◆ **Jobs**
**1)** In the viewer comments, how many slope tiles did one commenter need for every type of slope?
**2)** Repeat word for word the part of the viewer comments between "A creator, especially" and "Super helpful video!", inclusive.

◆ **Text to read**
━━━━
UA-cam Essays/presentations are incredibly accessible. I'm delighted to see so many creators making well-written, concise, and digestible material. The entertainment factors do not crowd the subject matter unduly and subject diversity is such a wide range. God bless em
I don't even develop games anymore, but love when people come up with slick and efficient solutions
I'm so impressed by people like you who seem to get so much done in your spare time devving. I'm also a spare time dev and it's such a struggle to get progress done being a busy adult!
I remember coming up with this exact system for one of my games, and once I did I was honestly amazed that an idea like this wasn't already well known and used in the wider game industry. I remember the reason I looked into it was because I wanted to make a level editor with slopes, but in a way that's more free-form than something like mario maker 2 (where slopes are this dedicated object that can only be used in specific ways). Eventually I realized that trying to account for 8 neighboring tiles in my algorithm would've been nigh impossible once slopes were brought into the mix, so in my search to simplify things I came up with this system. Even ignoring slopes it made everything so much simpler, and expanded the options I had when designing tiles (now they're allowed to extend outside of the grid rather than being strictly limited to it, which was another issue I had). In the end I found that I would need 20 different slope tiles for every type of slope I wanted in the game along with the 16 base ones, so I can only imagine how many that would've been had I had to worry about 8 neighbors instead of 4
Perfectly timed video. Was about to draw 47 tiles for an assignment like some kind of chump.
It's really interesting watching how it actually works.
I actually "discovered" this method while creating a cistom tileset for RPG Maker, I was trying to figure out how it worked and came to the conclusion the tiles were divided (More than what is shown) so it can "Build" all the tiles combinations
This is a lifesaver. It’s near impossible to find a good video in tile sets so this is very appreciated
Game development is its own science, i learned so many cool tricks to make things so much easier
It's interesting how simulation concepts in video games are so applicable to improving practical applications and modeling for unrelated professional fields.
A creator, especially a developer, lives and breathes by side projects. They're as important as regular sleep. They prevent burnout and let you try out new ideas and techniques without uprooting the primary project.
casually dropping the most GOATED tutorial i've ever seen in my entire life, if i hadn't watched this video i would've literally never even thought something like this was possible. The amount of time this saves is incredible. 10/10 would learn again.
I honestly can't believe I've been drawing all those unneeded tiles all along. Super helpful video!
I feel like a caveman that was just given a fanta and experienced something they were not meant to.
━━━━
◆ **Given entries**
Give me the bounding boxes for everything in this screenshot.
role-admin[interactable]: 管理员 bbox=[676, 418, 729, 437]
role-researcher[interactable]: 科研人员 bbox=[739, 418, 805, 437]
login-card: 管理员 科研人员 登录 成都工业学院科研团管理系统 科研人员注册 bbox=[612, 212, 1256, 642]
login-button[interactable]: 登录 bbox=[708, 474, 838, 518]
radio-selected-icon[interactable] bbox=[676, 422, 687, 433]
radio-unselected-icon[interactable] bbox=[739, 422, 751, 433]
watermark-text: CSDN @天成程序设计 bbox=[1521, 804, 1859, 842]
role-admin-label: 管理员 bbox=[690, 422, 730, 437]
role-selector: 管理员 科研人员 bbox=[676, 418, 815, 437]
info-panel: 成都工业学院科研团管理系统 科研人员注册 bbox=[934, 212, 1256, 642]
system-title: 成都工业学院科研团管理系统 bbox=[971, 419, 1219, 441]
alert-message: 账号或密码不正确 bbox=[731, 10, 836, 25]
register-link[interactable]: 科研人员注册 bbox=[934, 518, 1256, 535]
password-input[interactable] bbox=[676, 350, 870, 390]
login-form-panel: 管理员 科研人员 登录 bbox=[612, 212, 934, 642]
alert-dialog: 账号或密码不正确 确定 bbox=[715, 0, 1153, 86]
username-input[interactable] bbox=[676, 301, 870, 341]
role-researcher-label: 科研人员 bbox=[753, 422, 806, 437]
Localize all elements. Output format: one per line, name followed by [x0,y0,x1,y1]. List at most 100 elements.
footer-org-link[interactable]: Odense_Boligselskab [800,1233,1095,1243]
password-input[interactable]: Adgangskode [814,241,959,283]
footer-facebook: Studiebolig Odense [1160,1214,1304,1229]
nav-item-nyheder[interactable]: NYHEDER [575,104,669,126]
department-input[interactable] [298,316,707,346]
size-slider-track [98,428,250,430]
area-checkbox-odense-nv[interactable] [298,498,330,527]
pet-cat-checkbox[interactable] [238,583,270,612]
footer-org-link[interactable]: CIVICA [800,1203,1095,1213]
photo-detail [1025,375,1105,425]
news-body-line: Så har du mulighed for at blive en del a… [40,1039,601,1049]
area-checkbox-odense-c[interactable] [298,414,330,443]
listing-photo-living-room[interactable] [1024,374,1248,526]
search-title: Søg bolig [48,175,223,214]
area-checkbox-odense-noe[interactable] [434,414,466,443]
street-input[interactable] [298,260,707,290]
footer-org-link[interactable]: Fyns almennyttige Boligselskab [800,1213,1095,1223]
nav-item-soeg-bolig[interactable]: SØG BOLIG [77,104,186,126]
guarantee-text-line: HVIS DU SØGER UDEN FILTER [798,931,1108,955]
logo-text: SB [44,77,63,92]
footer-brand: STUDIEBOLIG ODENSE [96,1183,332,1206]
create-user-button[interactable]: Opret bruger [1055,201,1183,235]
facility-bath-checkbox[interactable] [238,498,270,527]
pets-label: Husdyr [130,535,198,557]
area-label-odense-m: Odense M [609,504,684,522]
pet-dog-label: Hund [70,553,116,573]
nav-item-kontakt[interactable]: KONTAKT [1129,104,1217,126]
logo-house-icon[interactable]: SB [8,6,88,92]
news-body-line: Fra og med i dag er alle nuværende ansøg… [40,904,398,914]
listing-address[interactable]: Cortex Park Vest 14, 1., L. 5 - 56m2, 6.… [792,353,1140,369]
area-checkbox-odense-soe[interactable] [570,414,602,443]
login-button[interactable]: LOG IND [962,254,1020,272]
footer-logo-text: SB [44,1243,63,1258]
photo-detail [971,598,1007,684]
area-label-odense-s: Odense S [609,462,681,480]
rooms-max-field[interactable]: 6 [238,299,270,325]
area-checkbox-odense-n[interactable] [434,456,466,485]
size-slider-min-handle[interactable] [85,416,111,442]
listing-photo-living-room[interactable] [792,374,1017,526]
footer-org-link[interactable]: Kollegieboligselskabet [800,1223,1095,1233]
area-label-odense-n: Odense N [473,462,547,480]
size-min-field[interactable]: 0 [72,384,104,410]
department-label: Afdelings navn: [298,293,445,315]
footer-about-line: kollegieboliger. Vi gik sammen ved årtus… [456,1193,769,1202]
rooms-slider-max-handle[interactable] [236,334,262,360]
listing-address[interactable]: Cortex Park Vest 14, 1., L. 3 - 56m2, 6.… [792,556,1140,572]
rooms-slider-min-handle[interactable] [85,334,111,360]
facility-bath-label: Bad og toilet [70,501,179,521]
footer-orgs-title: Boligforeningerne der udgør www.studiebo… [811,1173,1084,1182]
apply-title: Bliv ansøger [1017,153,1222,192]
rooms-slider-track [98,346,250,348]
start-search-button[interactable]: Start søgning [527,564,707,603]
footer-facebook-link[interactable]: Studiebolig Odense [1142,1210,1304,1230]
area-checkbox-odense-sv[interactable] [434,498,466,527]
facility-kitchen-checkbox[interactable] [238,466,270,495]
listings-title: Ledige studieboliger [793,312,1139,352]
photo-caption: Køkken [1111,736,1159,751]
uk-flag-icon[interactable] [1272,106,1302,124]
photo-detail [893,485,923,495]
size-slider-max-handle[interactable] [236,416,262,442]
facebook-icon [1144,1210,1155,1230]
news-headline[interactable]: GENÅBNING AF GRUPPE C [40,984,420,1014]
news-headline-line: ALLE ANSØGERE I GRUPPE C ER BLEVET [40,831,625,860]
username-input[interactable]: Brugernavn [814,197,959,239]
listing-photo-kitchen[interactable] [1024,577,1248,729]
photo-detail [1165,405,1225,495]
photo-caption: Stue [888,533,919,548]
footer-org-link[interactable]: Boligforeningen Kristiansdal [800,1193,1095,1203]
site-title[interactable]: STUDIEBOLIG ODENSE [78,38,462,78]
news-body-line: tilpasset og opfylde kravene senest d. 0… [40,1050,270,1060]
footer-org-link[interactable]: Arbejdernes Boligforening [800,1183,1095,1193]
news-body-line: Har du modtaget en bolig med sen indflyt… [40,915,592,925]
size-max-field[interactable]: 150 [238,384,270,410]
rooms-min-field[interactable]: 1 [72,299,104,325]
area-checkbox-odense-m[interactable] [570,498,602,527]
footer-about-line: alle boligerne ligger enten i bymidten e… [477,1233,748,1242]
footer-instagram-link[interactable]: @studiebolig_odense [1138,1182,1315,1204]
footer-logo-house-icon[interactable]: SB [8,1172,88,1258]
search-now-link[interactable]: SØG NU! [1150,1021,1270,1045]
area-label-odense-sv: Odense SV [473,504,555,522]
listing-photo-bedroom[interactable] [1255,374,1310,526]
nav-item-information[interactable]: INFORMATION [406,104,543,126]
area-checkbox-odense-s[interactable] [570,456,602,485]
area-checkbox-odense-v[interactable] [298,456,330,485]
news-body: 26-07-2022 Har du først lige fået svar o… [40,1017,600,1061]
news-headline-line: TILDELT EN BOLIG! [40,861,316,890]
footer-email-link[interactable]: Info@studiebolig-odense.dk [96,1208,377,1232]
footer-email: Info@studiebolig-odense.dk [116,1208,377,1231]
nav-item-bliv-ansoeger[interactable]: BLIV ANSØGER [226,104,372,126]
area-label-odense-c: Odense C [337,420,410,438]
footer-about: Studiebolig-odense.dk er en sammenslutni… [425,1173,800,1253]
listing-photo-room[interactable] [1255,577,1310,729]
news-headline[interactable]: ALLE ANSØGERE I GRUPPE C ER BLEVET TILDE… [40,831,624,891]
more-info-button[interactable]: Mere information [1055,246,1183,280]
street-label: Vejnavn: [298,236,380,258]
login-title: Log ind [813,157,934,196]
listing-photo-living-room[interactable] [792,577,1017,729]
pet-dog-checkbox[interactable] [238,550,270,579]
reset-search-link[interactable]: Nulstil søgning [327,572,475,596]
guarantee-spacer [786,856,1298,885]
━━━━
◆ **Per-task outputs**
**1)** 20 slope tiles for each type of slope, along with the 16 base tiles.

**2)**
A creator, especially a developer, lives and breathes by side projects. They're as important as regular sleep. They prevent burnout and let you try out new ideas and techniques without uprooting the primary project.
casually dropping the most GOATED tutorial i've ever seen in my entire life, if i hadn't watched this video i would've literally never even thought something like this was possible. The amount of time this saves is incredible. 10/10 would learn again.
I honestly can't believe I've been drawing all those unneeded tiles all along. Super helpful video!